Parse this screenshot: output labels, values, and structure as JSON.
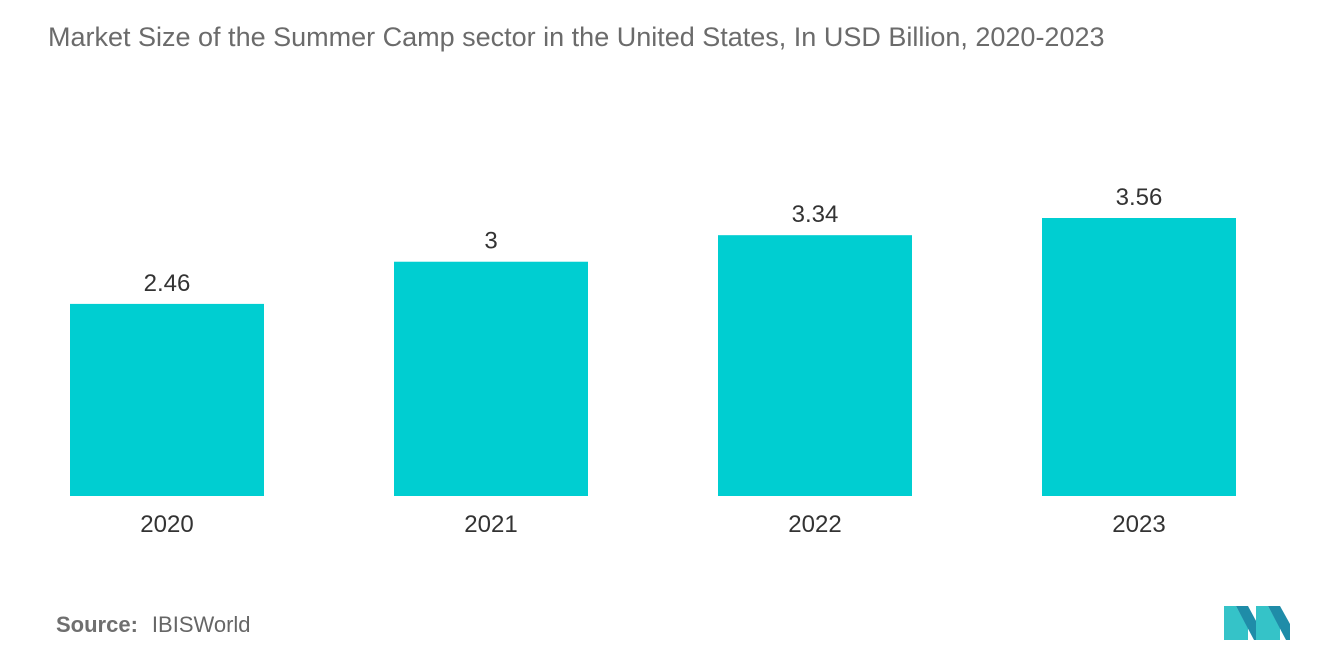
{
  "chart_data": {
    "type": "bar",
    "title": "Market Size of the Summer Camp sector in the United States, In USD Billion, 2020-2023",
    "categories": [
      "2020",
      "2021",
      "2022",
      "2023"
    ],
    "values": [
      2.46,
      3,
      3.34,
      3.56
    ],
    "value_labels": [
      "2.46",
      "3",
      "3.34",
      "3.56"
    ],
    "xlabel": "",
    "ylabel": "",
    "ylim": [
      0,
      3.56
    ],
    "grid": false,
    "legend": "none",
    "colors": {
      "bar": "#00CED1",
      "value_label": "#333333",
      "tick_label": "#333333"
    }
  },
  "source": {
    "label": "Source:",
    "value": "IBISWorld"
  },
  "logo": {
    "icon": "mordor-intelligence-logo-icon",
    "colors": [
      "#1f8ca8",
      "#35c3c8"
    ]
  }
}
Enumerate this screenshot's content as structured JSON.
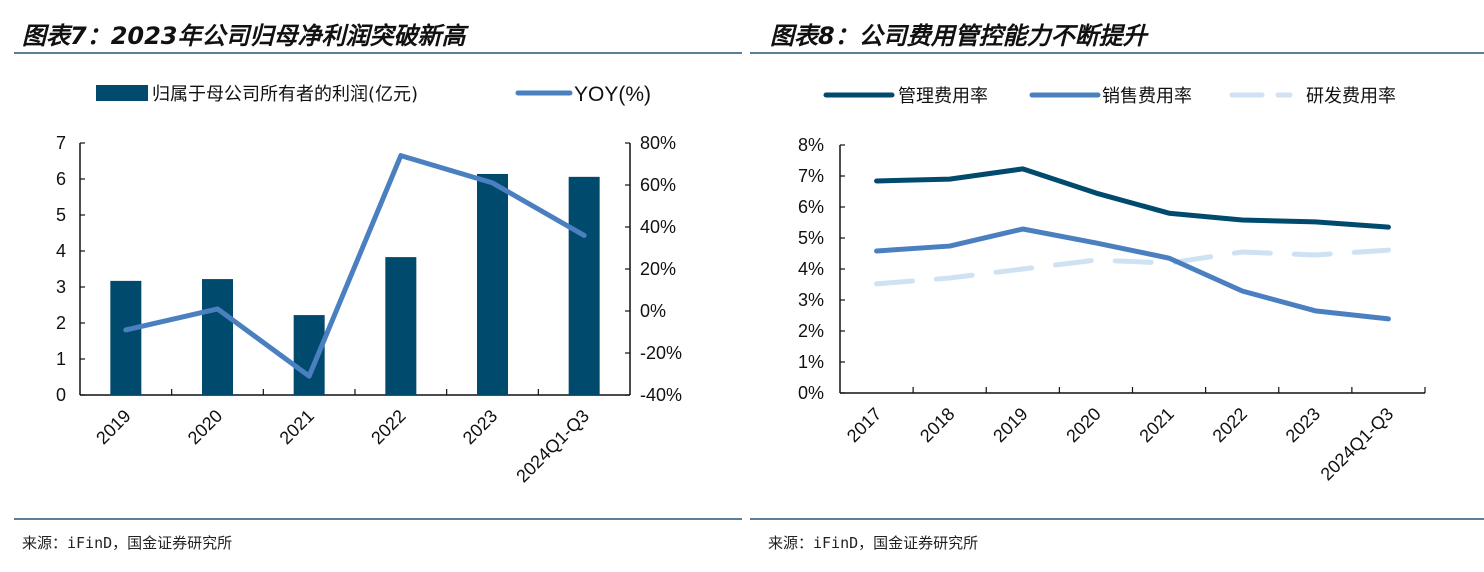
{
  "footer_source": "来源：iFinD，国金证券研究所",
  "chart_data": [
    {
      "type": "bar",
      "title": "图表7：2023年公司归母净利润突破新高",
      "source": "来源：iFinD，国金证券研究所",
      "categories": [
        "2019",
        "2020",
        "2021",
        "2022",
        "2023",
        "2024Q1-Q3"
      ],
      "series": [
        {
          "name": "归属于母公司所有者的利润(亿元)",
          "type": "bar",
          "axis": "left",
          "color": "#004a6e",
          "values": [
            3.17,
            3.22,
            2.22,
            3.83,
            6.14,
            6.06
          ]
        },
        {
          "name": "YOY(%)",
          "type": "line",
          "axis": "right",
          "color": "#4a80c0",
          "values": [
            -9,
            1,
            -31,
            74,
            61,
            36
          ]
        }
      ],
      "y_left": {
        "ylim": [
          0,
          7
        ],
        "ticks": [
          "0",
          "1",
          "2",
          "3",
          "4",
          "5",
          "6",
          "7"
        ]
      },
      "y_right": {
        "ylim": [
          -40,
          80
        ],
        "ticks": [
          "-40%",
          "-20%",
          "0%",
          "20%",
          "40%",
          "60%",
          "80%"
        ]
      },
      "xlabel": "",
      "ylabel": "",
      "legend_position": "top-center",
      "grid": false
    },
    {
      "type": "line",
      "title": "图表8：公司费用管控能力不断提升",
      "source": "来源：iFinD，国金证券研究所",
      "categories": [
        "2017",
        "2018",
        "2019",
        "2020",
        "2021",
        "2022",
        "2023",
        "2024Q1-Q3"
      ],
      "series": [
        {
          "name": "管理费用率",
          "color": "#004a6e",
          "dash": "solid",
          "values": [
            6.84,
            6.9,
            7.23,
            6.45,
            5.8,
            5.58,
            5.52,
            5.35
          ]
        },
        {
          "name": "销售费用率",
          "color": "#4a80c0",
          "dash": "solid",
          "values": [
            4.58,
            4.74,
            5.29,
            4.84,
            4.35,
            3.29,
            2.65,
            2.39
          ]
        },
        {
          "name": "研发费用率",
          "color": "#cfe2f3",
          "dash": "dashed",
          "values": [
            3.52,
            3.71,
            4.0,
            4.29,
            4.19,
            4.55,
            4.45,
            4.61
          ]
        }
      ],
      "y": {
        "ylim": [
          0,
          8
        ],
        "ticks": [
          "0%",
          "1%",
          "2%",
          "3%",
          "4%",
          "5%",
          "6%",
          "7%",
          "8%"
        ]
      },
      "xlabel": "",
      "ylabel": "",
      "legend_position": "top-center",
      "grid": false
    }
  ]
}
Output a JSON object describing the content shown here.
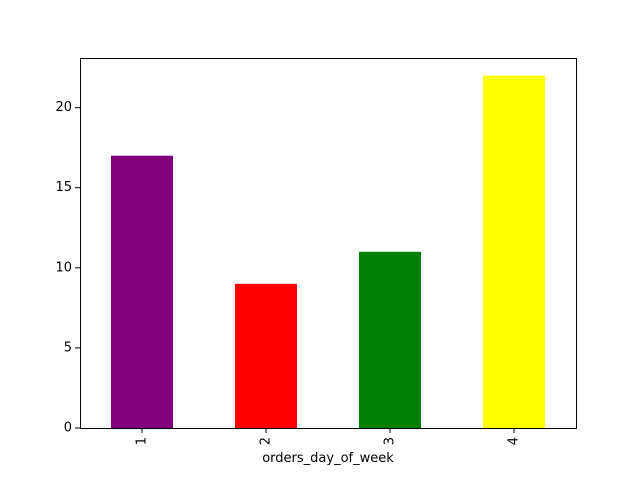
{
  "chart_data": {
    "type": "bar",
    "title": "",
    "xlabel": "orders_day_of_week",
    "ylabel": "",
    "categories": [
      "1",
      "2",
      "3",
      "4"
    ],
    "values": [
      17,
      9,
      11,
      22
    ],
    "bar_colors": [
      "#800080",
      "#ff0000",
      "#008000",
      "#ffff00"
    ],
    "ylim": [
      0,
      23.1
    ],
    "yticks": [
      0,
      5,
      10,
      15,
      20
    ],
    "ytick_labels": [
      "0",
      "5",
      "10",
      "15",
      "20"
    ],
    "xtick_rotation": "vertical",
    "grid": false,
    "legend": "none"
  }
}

--- --- ---

**Description of the task**
Omit the pictures and write out the lines above from the one with "Output a JSON" through the last, unchanged.

**Correct answer**
Output a JSON object describing the content shown here.
{
  "chart_data": {
    "type": "bar",
    "title": "",
    "xlabel": "orders_day_of_week",
    "ylabel": "",
    "categories": [
      "1",
      "2",
      "3",
      "4"
    ],
    "values": [
      17,
      9,
      11,
      22
    ],
    "bar_colors": [
      "#800080",
      "#ff0000",
      "#008000",
      "#ffff00"
    ],
    "ylim": [
      0,
      23.1
    ],
    "yticks": [
      0,
      5,
      10,
      15,
      20
    ],
    "ytick_labels": [
      "0",
      "5",
      "10",
      "15",
      "20"
    ],
    "xtick_rotation": "vertical",
    "grid": false,
    "legend": "none"
  }
}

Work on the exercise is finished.